- Challenge
Search the listing below for the string "Mifflin" and show each line that contains it.
-- begin Records supplied --
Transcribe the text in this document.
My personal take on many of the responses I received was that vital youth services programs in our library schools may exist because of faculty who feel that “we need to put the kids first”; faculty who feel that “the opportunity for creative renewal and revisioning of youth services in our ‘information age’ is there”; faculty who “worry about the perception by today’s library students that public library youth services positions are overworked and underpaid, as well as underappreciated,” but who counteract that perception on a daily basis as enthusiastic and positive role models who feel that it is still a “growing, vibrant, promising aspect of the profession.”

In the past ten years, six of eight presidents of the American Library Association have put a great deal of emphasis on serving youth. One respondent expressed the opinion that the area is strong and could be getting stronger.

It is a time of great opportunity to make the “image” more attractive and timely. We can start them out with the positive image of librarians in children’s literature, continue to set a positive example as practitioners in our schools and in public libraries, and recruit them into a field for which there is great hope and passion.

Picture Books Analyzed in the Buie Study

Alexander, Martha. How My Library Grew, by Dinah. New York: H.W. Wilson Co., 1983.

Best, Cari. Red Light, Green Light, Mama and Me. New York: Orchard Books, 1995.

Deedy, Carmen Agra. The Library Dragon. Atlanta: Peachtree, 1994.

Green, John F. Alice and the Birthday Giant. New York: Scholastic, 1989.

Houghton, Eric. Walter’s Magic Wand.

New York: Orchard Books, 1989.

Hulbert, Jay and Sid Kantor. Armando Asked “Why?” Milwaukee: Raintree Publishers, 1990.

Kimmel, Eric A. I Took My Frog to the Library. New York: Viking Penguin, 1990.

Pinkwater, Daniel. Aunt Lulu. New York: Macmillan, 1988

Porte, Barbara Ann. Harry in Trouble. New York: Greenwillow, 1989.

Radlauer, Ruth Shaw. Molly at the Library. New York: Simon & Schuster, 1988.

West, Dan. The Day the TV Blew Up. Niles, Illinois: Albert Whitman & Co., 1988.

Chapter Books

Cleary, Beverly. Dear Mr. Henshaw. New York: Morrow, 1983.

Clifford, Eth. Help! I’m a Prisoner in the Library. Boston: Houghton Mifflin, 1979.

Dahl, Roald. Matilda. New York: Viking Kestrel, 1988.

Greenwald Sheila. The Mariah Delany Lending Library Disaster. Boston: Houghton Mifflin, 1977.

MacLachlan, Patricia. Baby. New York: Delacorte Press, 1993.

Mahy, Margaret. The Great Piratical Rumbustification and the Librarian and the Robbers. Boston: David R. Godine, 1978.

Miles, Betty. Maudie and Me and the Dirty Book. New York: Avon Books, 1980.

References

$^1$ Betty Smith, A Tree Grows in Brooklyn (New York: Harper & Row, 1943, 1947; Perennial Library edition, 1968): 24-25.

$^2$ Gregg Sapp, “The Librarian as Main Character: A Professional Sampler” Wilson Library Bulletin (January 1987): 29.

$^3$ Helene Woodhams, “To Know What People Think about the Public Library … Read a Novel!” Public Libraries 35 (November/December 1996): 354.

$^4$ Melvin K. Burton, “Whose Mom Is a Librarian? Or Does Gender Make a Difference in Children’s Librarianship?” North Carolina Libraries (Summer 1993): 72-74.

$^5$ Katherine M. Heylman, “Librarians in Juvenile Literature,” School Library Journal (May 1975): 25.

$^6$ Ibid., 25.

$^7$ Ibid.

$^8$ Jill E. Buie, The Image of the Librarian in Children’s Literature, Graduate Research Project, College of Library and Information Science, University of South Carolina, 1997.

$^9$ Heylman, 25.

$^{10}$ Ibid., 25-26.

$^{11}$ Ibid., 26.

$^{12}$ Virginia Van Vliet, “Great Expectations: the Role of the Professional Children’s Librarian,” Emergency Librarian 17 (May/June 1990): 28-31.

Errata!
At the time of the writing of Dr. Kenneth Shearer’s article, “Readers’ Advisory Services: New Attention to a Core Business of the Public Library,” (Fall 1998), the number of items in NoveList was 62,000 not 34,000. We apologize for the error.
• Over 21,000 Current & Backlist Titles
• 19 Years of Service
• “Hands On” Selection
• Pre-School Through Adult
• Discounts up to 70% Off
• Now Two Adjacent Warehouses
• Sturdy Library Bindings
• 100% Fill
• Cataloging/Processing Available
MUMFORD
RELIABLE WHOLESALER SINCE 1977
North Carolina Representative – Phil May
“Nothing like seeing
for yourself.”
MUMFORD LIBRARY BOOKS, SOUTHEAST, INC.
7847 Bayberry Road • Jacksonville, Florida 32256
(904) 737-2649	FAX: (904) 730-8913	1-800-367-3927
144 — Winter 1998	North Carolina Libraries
-- end Records supplied --
- Task result
Clifford, Eth. Help! I’m a Prisoner in the Library. Boston: Houghton Mifflin, 1979.
Greenwald Sheila. The Mariah Delany Lending Library Disaster. Boston: Houghton Mifflin, 1977.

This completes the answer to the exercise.